Entries from a dataset
- - -

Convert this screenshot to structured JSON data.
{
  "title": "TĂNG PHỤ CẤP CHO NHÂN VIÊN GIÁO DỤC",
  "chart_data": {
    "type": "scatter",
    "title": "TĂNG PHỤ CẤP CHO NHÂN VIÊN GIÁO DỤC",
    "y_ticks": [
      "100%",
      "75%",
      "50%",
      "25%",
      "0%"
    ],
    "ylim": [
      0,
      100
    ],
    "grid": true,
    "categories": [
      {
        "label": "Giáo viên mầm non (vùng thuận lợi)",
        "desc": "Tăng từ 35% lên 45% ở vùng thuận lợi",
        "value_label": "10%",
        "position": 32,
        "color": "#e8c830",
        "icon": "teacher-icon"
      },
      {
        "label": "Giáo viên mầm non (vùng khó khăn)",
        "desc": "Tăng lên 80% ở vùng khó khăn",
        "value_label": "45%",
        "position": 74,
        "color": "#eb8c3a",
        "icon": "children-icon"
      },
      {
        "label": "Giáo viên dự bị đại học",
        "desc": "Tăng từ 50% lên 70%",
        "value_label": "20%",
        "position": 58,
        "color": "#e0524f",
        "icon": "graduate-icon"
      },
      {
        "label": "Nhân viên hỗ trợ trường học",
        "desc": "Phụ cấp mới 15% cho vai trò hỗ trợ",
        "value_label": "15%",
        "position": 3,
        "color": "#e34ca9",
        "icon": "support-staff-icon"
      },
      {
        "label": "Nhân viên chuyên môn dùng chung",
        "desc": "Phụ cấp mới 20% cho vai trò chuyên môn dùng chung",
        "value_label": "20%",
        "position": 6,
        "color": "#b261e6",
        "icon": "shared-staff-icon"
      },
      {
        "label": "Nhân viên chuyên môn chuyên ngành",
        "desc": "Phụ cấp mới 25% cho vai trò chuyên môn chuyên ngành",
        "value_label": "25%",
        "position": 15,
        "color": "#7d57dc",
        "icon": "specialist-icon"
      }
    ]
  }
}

- - -

Directions:
Scan the records for the string "chung". Copy each line in which it appears.

Answer to this problem:
        "label": "Nhân viên chuyên môn dùng chung",
        "desc": "Phụ cấp mới 20% cho vai trò chuyên môn dùng chung",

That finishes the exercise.